Exercise aim: Scan the data below. Pull out each line where "chevron" occurs.

Records:
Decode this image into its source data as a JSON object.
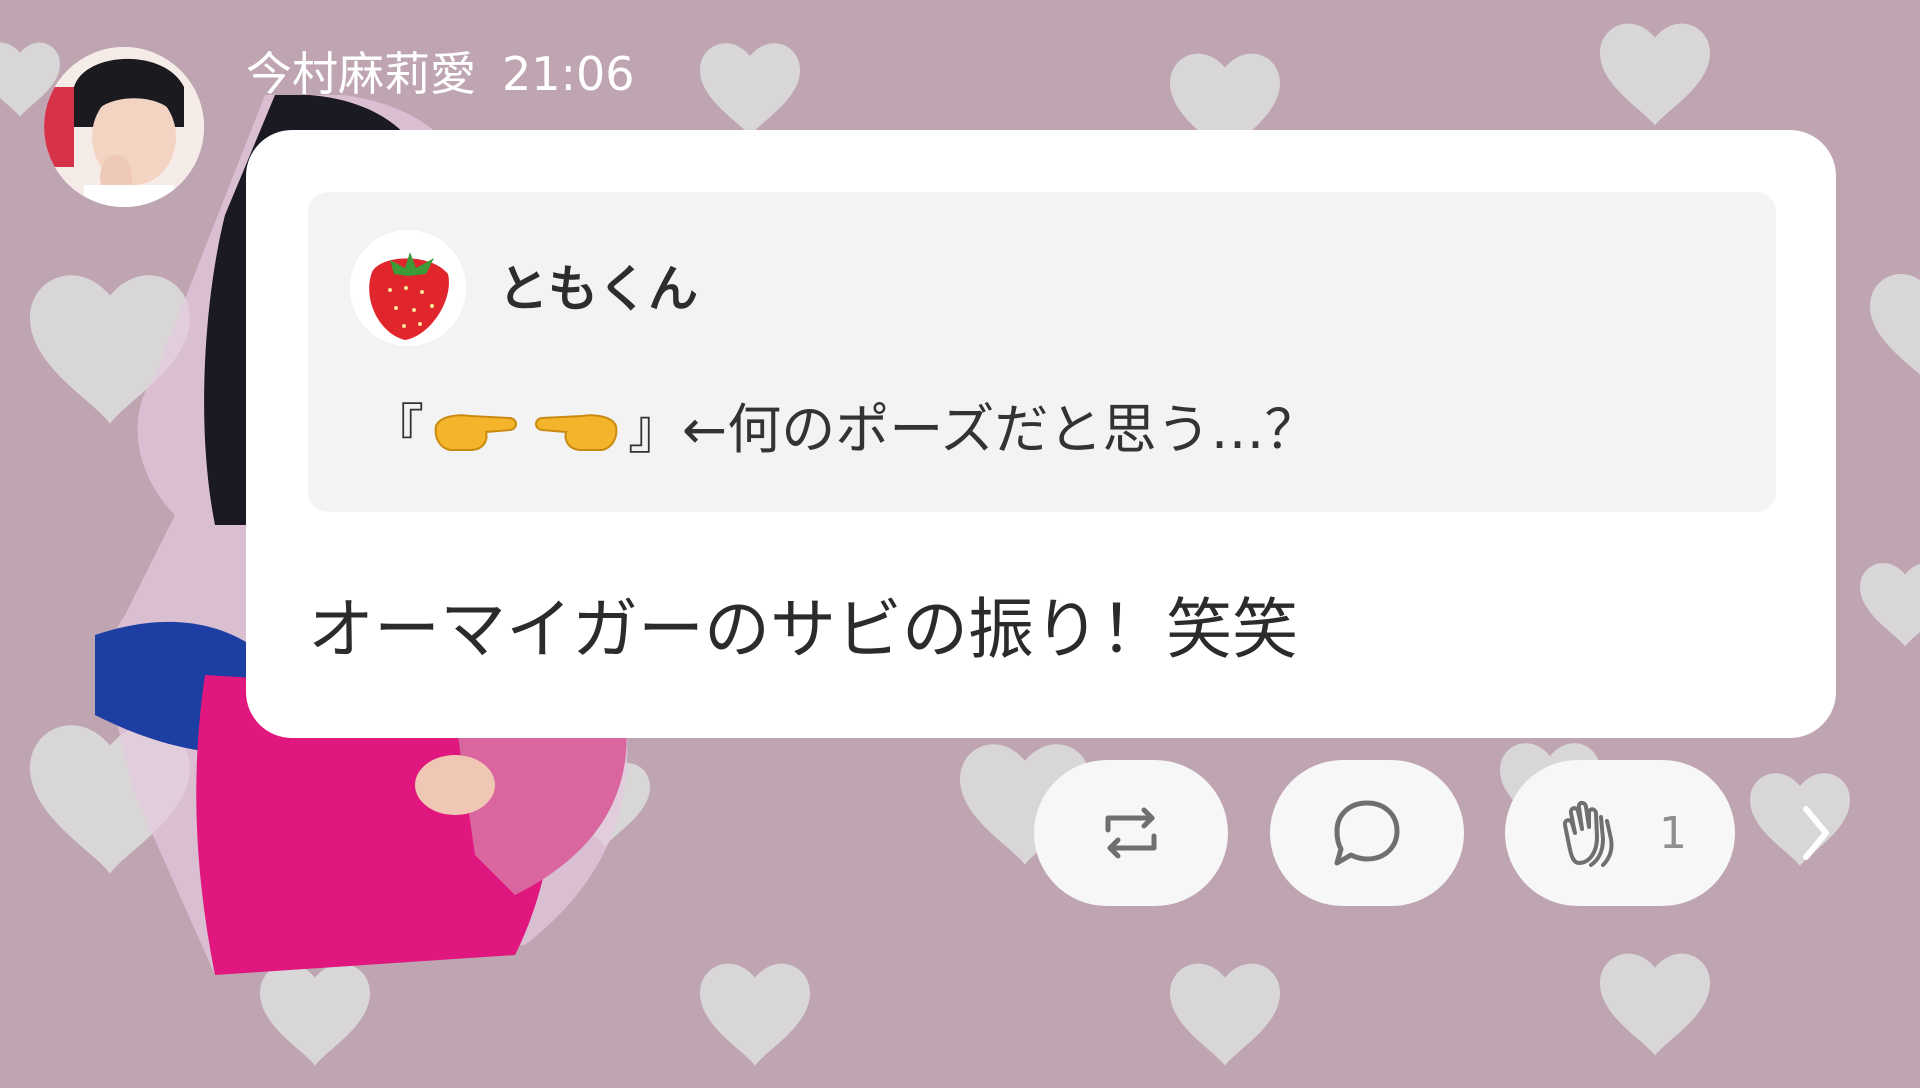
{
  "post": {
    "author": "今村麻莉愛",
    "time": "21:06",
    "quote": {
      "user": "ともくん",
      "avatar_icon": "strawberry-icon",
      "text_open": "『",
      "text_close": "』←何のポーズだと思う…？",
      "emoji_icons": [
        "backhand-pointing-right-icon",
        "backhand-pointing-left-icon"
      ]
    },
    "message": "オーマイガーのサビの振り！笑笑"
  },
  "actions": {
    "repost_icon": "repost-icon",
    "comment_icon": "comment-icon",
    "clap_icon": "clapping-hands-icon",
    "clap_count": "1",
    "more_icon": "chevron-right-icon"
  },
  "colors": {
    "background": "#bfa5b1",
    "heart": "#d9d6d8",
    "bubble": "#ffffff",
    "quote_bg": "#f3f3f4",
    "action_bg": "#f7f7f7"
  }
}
...
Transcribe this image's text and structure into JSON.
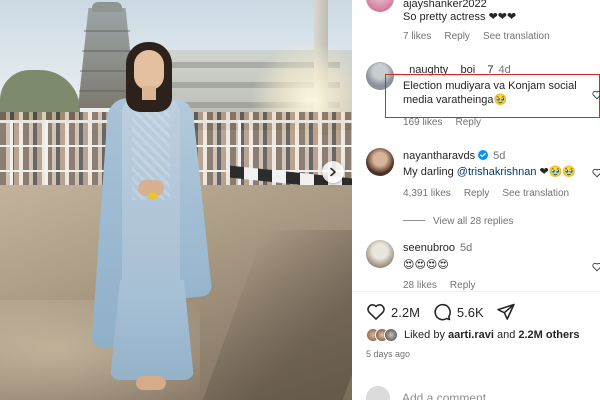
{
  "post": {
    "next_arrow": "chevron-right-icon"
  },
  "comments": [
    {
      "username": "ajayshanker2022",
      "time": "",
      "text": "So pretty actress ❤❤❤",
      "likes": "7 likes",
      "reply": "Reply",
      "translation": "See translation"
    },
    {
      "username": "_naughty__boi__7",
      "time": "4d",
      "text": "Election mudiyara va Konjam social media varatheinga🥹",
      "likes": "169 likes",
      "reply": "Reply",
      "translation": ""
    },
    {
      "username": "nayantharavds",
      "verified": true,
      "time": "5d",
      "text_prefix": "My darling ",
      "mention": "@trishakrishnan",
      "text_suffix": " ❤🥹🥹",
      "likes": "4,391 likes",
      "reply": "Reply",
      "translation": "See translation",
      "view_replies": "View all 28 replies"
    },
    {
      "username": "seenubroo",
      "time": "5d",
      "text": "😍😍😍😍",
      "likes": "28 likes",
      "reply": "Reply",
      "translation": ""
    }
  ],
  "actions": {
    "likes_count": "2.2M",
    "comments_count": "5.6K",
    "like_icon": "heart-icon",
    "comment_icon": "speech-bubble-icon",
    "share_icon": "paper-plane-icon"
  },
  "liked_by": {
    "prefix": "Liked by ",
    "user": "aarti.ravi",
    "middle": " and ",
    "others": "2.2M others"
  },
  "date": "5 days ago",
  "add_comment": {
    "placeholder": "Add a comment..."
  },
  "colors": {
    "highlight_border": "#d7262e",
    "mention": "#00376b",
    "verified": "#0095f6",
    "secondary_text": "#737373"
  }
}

Solution for this problem:
    "more_icon": "chevron-right-icon"
    "next_arrow": "chevron-right-icon"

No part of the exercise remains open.